* Extracted entries *
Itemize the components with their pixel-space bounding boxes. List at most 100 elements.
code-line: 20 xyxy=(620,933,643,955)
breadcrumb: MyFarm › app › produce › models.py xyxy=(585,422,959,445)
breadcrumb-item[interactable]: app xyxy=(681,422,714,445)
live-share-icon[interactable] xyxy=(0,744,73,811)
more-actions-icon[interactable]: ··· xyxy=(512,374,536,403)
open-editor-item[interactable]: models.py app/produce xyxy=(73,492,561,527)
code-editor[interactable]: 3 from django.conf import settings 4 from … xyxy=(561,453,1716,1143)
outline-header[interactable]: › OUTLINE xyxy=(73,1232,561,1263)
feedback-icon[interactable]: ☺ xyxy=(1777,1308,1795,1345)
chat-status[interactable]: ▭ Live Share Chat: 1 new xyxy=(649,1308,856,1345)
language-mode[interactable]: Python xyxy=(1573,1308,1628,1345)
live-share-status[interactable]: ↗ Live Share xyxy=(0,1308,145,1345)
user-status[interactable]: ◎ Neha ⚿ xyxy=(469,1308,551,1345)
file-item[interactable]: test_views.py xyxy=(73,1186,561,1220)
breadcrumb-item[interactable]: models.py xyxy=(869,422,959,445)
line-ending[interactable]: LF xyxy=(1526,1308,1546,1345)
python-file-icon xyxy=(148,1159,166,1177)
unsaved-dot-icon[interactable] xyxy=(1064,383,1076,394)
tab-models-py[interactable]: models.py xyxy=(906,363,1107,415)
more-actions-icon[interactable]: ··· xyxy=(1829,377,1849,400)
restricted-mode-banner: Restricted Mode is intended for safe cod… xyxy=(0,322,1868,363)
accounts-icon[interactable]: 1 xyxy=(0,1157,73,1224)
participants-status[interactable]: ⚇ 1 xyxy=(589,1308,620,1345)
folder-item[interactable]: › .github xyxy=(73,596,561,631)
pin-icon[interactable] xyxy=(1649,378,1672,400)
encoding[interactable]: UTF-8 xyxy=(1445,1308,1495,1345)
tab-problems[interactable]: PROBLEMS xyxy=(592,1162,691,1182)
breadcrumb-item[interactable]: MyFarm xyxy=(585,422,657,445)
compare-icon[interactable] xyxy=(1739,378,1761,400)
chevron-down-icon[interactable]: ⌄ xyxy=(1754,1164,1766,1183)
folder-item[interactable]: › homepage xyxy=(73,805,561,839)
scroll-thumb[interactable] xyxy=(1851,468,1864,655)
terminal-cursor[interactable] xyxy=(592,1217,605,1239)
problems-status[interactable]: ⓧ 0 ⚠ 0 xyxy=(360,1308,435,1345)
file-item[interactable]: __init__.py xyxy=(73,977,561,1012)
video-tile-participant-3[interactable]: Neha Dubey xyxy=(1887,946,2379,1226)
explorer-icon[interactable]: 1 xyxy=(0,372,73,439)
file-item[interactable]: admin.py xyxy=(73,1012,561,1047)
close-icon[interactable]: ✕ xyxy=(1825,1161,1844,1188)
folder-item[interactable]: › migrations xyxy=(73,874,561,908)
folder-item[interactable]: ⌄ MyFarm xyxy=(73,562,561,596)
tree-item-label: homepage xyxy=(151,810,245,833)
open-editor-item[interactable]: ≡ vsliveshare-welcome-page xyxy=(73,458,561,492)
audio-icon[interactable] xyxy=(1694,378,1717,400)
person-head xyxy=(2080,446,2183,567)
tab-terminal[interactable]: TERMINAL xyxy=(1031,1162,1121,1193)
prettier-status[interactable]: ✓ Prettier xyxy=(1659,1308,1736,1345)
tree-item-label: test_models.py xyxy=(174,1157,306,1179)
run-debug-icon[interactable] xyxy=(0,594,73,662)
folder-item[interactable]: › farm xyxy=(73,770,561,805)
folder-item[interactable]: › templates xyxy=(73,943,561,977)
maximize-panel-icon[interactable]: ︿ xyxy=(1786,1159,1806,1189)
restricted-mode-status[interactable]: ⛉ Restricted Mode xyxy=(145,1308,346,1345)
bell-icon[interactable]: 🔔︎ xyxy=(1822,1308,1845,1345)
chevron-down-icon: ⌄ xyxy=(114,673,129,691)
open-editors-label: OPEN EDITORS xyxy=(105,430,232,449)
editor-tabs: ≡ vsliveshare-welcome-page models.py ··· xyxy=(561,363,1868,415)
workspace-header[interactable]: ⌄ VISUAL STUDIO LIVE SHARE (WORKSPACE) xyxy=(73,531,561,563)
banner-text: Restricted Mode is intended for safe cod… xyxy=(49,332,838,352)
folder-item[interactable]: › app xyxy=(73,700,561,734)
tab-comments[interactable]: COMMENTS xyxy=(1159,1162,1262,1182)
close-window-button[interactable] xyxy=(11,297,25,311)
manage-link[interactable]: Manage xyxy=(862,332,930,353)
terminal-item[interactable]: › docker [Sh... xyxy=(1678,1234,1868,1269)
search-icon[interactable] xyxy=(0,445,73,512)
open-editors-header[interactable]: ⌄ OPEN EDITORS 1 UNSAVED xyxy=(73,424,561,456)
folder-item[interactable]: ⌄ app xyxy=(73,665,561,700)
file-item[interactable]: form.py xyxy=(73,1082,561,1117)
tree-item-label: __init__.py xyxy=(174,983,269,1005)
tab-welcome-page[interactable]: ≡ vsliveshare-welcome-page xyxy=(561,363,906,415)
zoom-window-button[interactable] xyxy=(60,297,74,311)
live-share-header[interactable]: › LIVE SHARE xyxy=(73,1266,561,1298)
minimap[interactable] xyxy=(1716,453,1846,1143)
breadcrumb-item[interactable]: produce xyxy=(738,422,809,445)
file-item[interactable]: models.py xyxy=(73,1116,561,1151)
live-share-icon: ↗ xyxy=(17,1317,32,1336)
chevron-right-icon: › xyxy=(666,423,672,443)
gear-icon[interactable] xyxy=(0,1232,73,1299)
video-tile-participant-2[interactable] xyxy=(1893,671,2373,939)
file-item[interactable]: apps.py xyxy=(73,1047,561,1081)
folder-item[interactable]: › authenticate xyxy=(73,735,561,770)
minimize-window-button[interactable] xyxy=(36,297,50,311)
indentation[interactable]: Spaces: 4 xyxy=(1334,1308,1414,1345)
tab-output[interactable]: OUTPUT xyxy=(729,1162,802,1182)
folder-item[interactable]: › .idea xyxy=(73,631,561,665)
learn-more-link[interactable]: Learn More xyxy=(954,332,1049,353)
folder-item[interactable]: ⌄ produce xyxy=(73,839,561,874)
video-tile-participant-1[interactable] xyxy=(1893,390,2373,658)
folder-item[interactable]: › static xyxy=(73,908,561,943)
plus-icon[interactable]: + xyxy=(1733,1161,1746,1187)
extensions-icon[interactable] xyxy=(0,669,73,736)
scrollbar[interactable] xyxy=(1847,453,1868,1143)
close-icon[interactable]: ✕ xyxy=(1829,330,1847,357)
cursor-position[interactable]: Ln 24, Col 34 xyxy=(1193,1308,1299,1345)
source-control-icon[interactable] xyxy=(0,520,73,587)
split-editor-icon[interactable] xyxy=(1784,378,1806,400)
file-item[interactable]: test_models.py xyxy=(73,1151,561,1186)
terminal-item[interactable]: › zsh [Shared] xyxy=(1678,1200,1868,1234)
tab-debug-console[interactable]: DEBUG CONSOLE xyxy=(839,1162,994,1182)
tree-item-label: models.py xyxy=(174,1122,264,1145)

* Task goal *
Reproduce every line of the entries above word for word, without changing anything.

* Task output *
Itemize the components with their pixel-space bounding boxes. List at most 100 elements.
code-line: 20 xyxy=(620,933,643,955)
breadcrumb: MyFarm › app › produce › models.py xyxy=(585,422,959,445)
breadcrumb-item[interactable]: app xyxy=(681,422,714,445)
live-share-icon[interactable] xyxy=(0,744,73,811)
more-actions-icon[interactable]: ··· xyxy=(512,374,536,403)
open-editor-item[interactable]: models.py app/produce xyxy=(73,492,561,527)
code-editor[interactable]: 3 from django.conf import settings 4 from … xyxy=(561,453,1716,1143)
outline-header[interactable]: › OUTLINE xyxy=(73,1232,561,1263)
feedback-icon[interactable]: ☺ xyxy=(1777,1308,1795,1345)
chat-status[interactable]: ▭ Live Share Chat: 1 new xyxy=(649,1308,856,1345)
language-mode[interactable]: Python xyxy=(1573,1308,1628,1345)
live-share-status[interactable]: ↗ Live Share xyxy=(0,1308,145,1345)
user-status[interactable]: ◎ Neha ⚿ xyxy=(469,1308,551,1345)
file-item[interactable]: test_views.py xyxy=(73,1186,561,1220)
breadcrumb-item[interactable]: models.py xyxy=(869,422,959,445)
line-ending[interactable]: LF xyxy=(1526,1308,1546,1345)
python-file-icon xyxy=(148,1159,166,1177)
unsaved-dot-icon[interactable] xyxy=(1064,383,1076,394)
tab-models-py[interactable]: models.py xyxy=(906,363,1107,415)
more-actions-icon[interactable]: ··· xyxy=(1829,377,1849,400)
restricted-mode-banner: Restricted Mode is intended for safe cod… xyxy=(0,322,1868,363)
accounts-icon[interactable]: 1 xyxy=(0,1157,73,1224)
participants-status[interactable]: ⚇ 1 xyxy=(589,1308,620,1345)
folder-item[interactable]: › .github xyxy=(73,596,561,631)
pin-icon[interactable] xyxy=(1649,378,1672,400)
encoding[interactable]: UTF-8 xyxy=(1445,1308,1495,1345)
tab-problems[interactable]: PROBLEMS xyxy=(592,1162,691,1182)
breadcrumb-item[interactable]: MyFarm xyxy=(585,422,657,445)
compare-icon[interactable] xyxy=(1739,378,1761,400)
chevron-down-icon[interactable]: ⌄ xyxy=(1754,1164,1766,1183)
folder-item[interactable]: › homepage xyxy=(73,805,561,839)
scroll-thumb[interactable] xyxy=(1851,468,1864,655)
terminal-cursor[interactable] xyxy=(592,1217,605,1239)
problems-status[interactable]: ⓧ 0 ⚠ 0 xyxy=(360,1308,435,1345)
file-item[interactable]: __init__.py xyxy=(73,977,561,1012)
video-tile-participant-3[interactable]: Neha Dubey xyxy=(1887,946,2379,1226)
explorer-icon[interactable]: 1 xyxy=(0,372,73,439)
file-item[interactable]: admin.py xyxy=(73,1012,561,1047)
close-icon[interactable]: ✕ xyxy=(1825,1161,1844,1188)
folder-item[interactable]: › migrations xyxy=(73,874,561,908)
folder-item[interactable]: ⌄ MyFarm xyxy=(73,562,561,596)
tree-item-label: homepage xyxy=(151,810,245,833)
open-editor-item[interactable]: ≡ vsliveshare-welcome-page xyxy=(73,458,561,492)
audio-icon[interactable] xyxy=(1694,378,1717,400)
person-head xyxy=(2080,446,2183,567)
tab-terminal[interactable]: TERMINAL xyxy=(1031,1162,1121,1193)
prettier-status[interactable]: ✓ Prettier xyxy=(1659,1308,1736,1345)
tree-item-label: test_models.py xyxy=(174,1157,306,1179)
run-debug-icon[interactable] xyxy=(0,594,73,662)
folder-item[interactable]: › farm xyxy=(73,770,561,805)
folder-item[interactable]: › templates xyxy=(73,943,561,977)
maximize-panel-icon[interactable]: ︿ xyxy=(1786,1159,1806,1189)
restricted-mode-status[interactable]: ⛉ Restricted Mode xyxy=(145,1308,346,1345)
bell-icon[interactable]: 🔔︎ xyxy=(1822,1308,1845,1345)
chevron-down-icon: ⌄ xyxy=(114,673,129,691)
open-editors-label: OPEN EDITORS xyxy=(105,430,232,449)
editor-tabs: ≡ vsliveshare-welcome-page models.py ··· xyxy=(561,363,1868,415)
workspace-header[interactable]: ⌄ VISUAL STUDIO LIVE SHARE (WORKSPACE) xyxy=(73,531,561,563)
banner-text: Restricted Mode is intended for safe cod… xyxy=(49,332,838,352)
folder-item[interactable]: › app xyxy=(73,700,561,734)
tab-comments[interactable]: COMMENTS xyxy=(1159,1162,1262,1182)
close-window-button[interactable] xyxy=(11,297,25,311)
manage-link[interactable]: Manage xyxy=(862,332,930,353)
terminal-item[interactable]: › docker [Sh... xyxy=(1678,1234,1868,1269)
search-icon[interactable] xyxy=(0,445,73,512)
open-editors-header[interactable]: ⌄ OPEN EDITORS 1 UNSAVED xyxy=(73,424,561,456)
folder-item[interactable]: ⌄ app xyxy=(73,665,561,700)
file-item[interactable]: form.py xyxy=(73,1082,561,1117)
tree-item-label: __init__.py xyxy=(174,983,269,1005)
tab-welcome-page[interactable]: ≡ vsliveshare-welcome-page xyxy=(561,363,906,415)
zoom-window-button[interactable] xyxy=(60,297,74,311)
live-share-header[interactable]: › LIVE SHARE xyxy=(73,1266,561,1298)
minimap[interactable] xyxy=(1716,453,1846,1143)
breadcrumb-item[interactable]: produce xyxy=(738,422,809,445)
file-item[interactable]: models.py xyxy=(73,1116,561,1151)
live-share-icon: ↗ xyxy=(17,1317,32,1336)
chevron-right-icon: › xyxy=(666,423,672,443)
gear-icon[interactable] xyxy=(0,1232,73,1299)
video-tile-participant-2[interactable] xyxy=(1893,671,2373,939)
file-item[interactable]: apps.py xyxy=(73,1047,561,1081)
folder-item[interactable]: › authenticate xyxy=(73,735,561,770)
minimize-window-button[interactable] xyxy=(36,297,50,311)
indentation[interactable]: Spaces: 4 xyxy=(1334,1308,1414,1345)
tab-output[interactable]: OUTPUT xyxy=(729,1162,802,1182)
folder-item[interactable]: › .idea xyxy=(73,631,561,665)
learn-more-link[interactable]: Learn More xyxy=(954,332,1049,353)
folder-item[interactable]: ⌄ produce xyxy=(73,839,561,874)
video-tile-participant-1[interactable] xyxy=(1893,390,2373,658)
folder-item[interactable]: › static xyxy=(73,908,561,943)
plus-icon[interactable]: + xyxy=(1733,1161,1746,1187)
extensions-icon[interactable] xyxy=(0,669,73,736)
scrollbar[interactable] xyxy=(1847,453,1868,1143)
close-icon[interactable]: ✕ xyxy=(1829,330,1847,357)
cursor-position[interactable]: Ln 24, Col 34 xyxy=(1193,1308,1299,1345)
source-control-icon[interactable] xyxy=(0,520,73,587)
split-editor-icon[interactable] xyxy=(1784,378,1806,400)
file-item[interactable]: test_models.py xyxy=(73,1151,561,1186)
terminal-item[interactable]: › zsh [Shared] xyxy=(1678,1200,1868,1234)
tab-debug-console[interactable]: DEBUG CONSOLE xyxy=(839,1162,994,1182)
tree-item-label: models.py xyxy=(174,1122,264,1145)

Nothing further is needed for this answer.